begin DOCUMENT TEXT

Starting a business in any country can be a frightening prospect, but when you are considering starting one in a new country, it can be even more daunting. Here in Thailand there are plenty of opportunities to create a lucrative business in the industrial or service sectors – you just need to make to make sure that you get off to the best possible start and do things correctly.

An obvious starting point would be to ensure that you know at least the basics of Thai business law. The problem is, much of the information available on the internet is incorrect and there are always plenty of expats who have lived here ‘years’ who will be more than willing to offer their input.

To try and guide you in the right direction we thought that we would put together a few hints and tips that would get you moving in the right direction.

The Foreign Business Act of 1999

This is the act that governs any business setup in Thailand and it is hugely important that you understand the law, the restrictions and the potential penalties that could be imposed. If we first start with the penalties it may help you to understand just how important the Act is. Firstly, any non-compliance with any aspect of the Act could result in a fine of between THB100,000 and THB1 million and/or a three-year prison sentence.

There are several business activities that cannot be carried out by a ‘foreigner’ as this would provide unfair competition to ‘locals’. However, in some instances licences can be obtained and special exemptions granted. All restricted practices are prescribed in the Foreign Business Act. The restrictions also apply to Thai companies where more than half of the capital is owned by non-Thais.

The restricted business activities are listed as follows:

  • Newspaper business, radio-broadcasting station or radio/television business
  • Farming, cultivation or horticulture
  • Animal husbandry
  • Forestry and timber conversion from natural forests
  • Fisheries, especially fishing in Thai territorial waters and in specific economic areas of Thailand
  • Extracting Thai herbs
  • Trade and auction sale of Thai antiques or objects of historical value
  • Making or casting Buddha images and alms bowls
  • Trading in land

*Source: Thailand Board of Investment (BOI)

The different types of company

There are three types of company that foreigners can own here in Thailand. These are:

  • A Registered Ordinary or Limited Partnership
  • A Representative Office
  • A Limited Company

Ordinary (Thai) Partnership

With an ordinary partnership, all partners carry equal liability. The partnership does not need to be registered and is straightforward, on paper at least, to establish.

Limited Partnership

All Limited Partnerships need to be legally registered in Thailand. With a Limited Partnership, one or more of the partners may have limited liability meaning that at least one partner has unlimited liability.

Representative Office

A Representative Office can be either a Regional Office or a Branch Office but has certain restrictions and requirements as outlined below:

  • Reporting on business movement in Thailand.
  • Providing advice related to products that are being sold to distributors or customers
  • Sourcing goods and services in Thailand
  • Inspecting and controlling the quality and quantity of goods purchased or ordered to be manufactured in Thailand
  • Introducing information regarding new products or services

Regional Office

A Regional Office conducts business in Thailand and is in effect controlled by a Head Office which must be based outside of the Kingdom. The Regional Office is only permitted to conduct 7 business activities, these are:

  • Communicating, coordinating and directing, on behalf of the head office, the operation of branches and affiliates which are located in the region
  • Providing services in consulting and management
  • Training and personnel development
  • Financial management
  • Marketing control and sales promotion planning
  • Product development
  • Services in research and development

In addition to this, a Regional Office must have the following 5 general characteristics:

  • Must already have at least one established branched office or affiliate in the Asia Region
  • Non-revenue generating activities
  • No authority to accept purchasing order or to make offer for selling or to negotiate for carrying out business with person or juristic person in the country which it is established
  • All expenditure incurred by the Regional Office must borne by the Head Office
  • It is not subject to corporate income tax, in accordance with revenue code except deposit interest of remitted funds from the Head Office has to pay tax

*Source: Department of Business Development (DBD)

end DOCUMENT TEXT

STATED GOAL 1
For the text on starting a business in Thailand, answer yes or no to whether each statement agrees with it, and quote the words that decide each answer: (a) an ordinary partnership must be registered; (b) a Regional Office must have its Head Office outside Thailand; (c) breaking the Foreign Business Act can bring a fine of up to THB1 million.
STATED GOAL 2
Resume the text on starting a business in Thailand, picking up right after its final line.
The rows in this dataset excerpt have no connection to the text on starting a business in Thailand.

begin STORED DATA

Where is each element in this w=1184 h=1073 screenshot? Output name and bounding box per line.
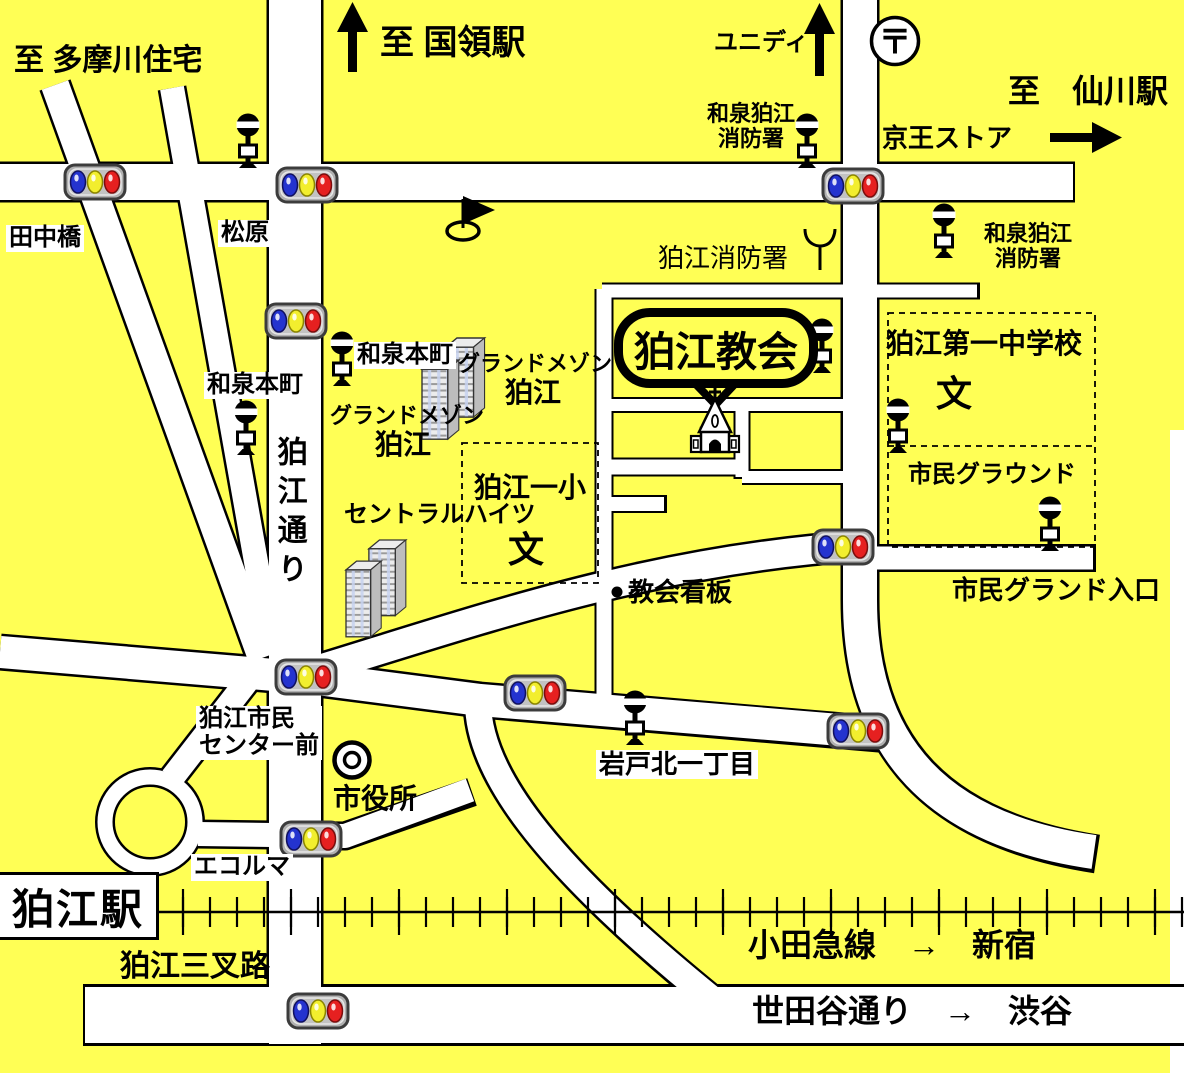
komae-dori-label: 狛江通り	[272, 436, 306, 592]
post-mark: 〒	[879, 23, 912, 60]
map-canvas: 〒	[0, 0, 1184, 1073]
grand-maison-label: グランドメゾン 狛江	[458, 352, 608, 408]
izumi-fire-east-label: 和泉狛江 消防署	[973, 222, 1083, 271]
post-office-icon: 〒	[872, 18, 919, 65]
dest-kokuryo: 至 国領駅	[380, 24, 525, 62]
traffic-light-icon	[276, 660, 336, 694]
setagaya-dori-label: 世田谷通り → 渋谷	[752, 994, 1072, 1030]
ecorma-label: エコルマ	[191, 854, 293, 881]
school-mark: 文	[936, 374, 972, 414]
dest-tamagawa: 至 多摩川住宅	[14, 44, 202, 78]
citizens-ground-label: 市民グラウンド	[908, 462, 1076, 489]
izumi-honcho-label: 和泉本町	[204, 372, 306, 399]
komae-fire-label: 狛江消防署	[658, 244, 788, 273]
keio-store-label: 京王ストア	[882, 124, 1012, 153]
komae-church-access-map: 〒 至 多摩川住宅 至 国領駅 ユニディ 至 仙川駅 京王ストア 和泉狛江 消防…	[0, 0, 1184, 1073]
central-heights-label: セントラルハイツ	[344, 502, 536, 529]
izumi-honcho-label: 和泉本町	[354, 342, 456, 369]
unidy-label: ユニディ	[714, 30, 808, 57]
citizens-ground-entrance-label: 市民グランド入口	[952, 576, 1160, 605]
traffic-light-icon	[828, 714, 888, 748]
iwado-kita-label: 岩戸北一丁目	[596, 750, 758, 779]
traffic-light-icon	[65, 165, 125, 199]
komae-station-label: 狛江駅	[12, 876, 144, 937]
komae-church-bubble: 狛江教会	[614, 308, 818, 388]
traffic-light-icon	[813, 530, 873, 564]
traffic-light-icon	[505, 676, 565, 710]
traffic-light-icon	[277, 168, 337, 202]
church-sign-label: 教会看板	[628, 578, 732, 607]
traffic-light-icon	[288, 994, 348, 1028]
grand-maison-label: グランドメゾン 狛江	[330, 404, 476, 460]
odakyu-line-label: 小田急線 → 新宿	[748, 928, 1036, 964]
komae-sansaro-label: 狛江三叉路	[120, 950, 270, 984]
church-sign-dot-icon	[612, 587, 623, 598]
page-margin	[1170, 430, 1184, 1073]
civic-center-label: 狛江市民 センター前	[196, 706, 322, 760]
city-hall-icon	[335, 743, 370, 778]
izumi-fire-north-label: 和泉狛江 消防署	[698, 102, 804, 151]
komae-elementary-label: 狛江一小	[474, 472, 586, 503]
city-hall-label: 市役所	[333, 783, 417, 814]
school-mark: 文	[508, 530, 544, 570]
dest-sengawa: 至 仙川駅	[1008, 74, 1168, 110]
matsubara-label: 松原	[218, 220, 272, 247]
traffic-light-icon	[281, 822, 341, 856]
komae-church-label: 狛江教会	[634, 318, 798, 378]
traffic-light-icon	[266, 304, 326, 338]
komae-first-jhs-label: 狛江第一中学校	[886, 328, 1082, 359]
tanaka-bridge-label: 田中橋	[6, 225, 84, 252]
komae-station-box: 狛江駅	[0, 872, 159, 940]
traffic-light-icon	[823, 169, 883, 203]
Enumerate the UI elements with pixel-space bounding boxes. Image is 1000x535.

end STORED DATA
begin STORED DATA

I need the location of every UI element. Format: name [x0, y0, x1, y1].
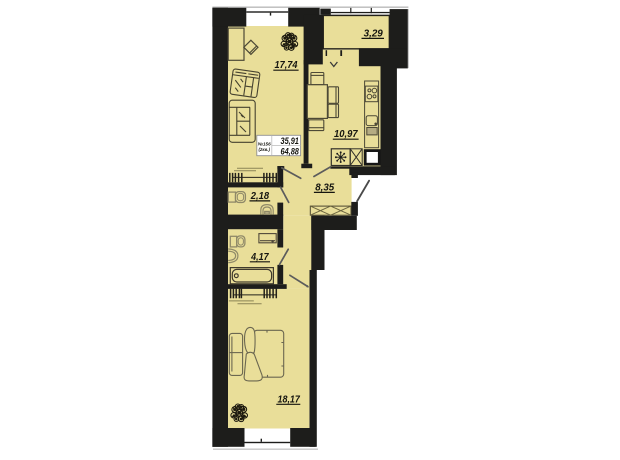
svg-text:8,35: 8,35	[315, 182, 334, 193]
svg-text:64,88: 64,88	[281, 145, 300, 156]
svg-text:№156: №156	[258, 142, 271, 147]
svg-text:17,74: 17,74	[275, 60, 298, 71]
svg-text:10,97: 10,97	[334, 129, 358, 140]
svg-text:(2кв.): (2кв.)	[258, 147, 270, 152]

end STORED DATA
begin STORED DATA

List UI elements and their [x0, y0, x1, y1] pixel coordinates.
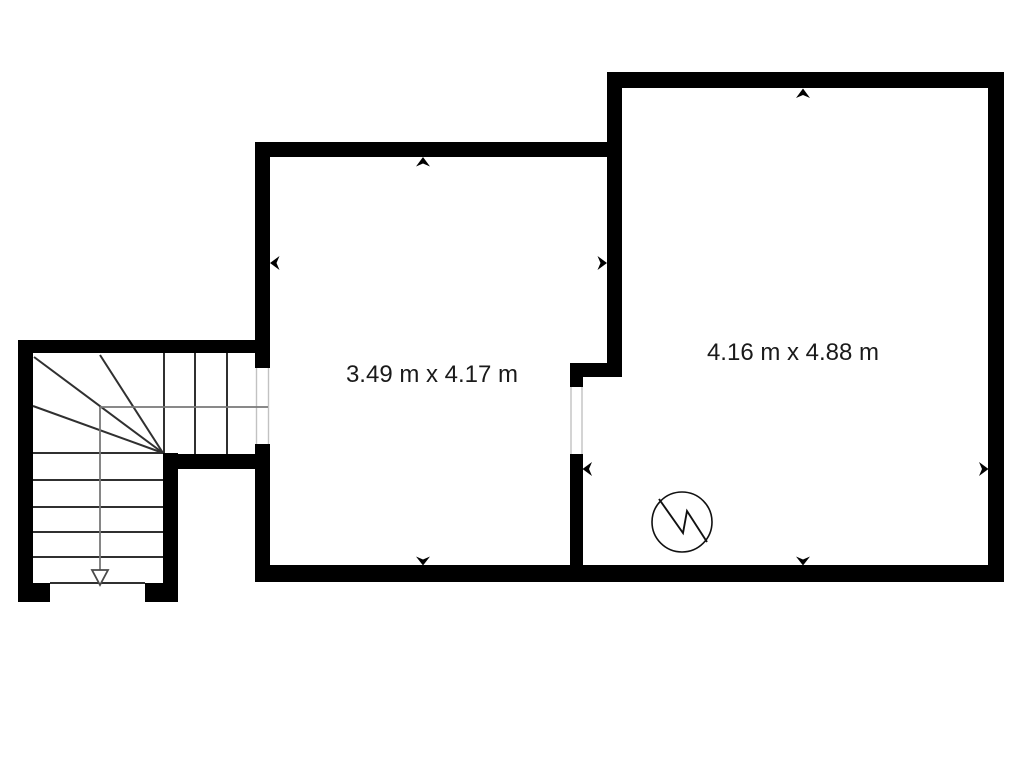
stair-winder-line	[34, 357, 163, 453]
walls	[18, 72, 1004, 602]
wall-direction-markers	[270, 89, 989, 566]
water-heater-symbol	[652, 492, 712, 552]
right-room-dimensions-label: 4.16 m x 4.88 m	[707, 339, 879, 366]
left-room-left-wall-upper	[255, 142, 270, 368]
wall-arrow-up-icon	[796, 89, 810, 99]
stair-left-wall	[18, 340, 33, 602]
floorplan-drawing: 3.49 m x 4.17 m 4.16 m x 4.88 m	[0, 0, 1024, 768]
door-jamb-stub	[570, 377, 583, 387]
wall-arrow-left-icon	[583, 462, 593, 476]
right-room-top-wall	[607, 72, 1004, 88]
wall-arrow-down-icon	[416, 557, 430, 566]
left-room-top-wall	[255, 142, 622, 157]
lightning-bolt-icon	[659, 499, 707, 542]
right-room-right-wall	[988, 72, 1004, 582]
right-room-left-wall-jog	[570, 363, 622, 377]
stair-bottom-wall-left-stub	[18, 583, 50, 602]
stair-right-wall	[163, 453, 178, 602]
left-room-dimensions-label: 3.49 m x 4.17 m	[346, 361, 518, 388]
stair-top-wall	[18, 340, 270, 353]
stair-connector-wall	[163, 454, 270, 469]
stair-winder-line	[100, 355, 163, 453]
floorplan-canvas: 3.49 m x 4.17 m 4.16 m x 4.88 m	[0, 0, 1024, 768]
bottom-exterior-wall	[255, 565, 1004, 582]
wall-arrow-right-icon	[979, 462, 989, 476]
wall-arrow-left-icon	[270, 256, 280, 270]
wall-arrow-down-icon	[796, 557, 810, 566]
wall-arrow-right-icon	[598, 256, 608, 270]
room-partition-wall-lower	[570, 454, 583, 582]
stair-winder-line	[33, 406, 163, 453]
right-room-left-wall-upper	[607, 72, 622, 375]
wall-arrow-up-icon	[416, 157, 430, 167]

end STORED DATA

EXPECTED OUTPUT 1
(a) No: "The partnership does not need to be registered"
(b) Yes: "a Head Office which must be based outside of the Kingdom"
(c) Yes: "a fine of between THB100,000 and THB1 million"

EXPECTED OUTPUT 2
Branch Office

The clear distinction between a Regional Office and a Branch Office is that a Branch Office can generate income and is not restricted to “non-trading” activities. In addition, the Branch Office’s liabilities will arise from business conducted in Thailand but may also extend to activities that are conduct by the Head Office. Certain activities may also require a Foreign Business License (FBL) in order for these activities to be legally conducted in Thailand.

Limited Company

As with most countries around the globe, Limited companies fall into two categories – Private Limited Company (Ltd) or Public Limited Company (Plc).

A Private Limited Company requires the registration of the Memorandum of Association (Articles of Incorporation) and Articles of Association (By-laws).

The restrictions placed upon a Public Limited Company are far greater. In order for the Memorandum of Association of a Public Limited Company to be registered, the company must have a minimum of 15 promoters and these promoters must have held shares in the company for a minimum of two years prior to them being transferred.

A Public Limited Companies require a Board of Directors which must consist of a minimum of five elected members, 51% or more must be Thai nationals. The registration fee for Public Limited Companies is approximately THB2,000 per one million baht of capital.

  • The types of shareholders

There are two main types of shareholder, a Nominee Shareholder and the Majority Shareholder and a clear understanding of their role and the legality of each is very important. Basically, a Nominee Shareholder is a shareholder in name only and has no financial interest in the company. This role of a Nominee Shareholder and indeed having one or more is ILLEGAL in Thailand, punishable by the penalties listed above.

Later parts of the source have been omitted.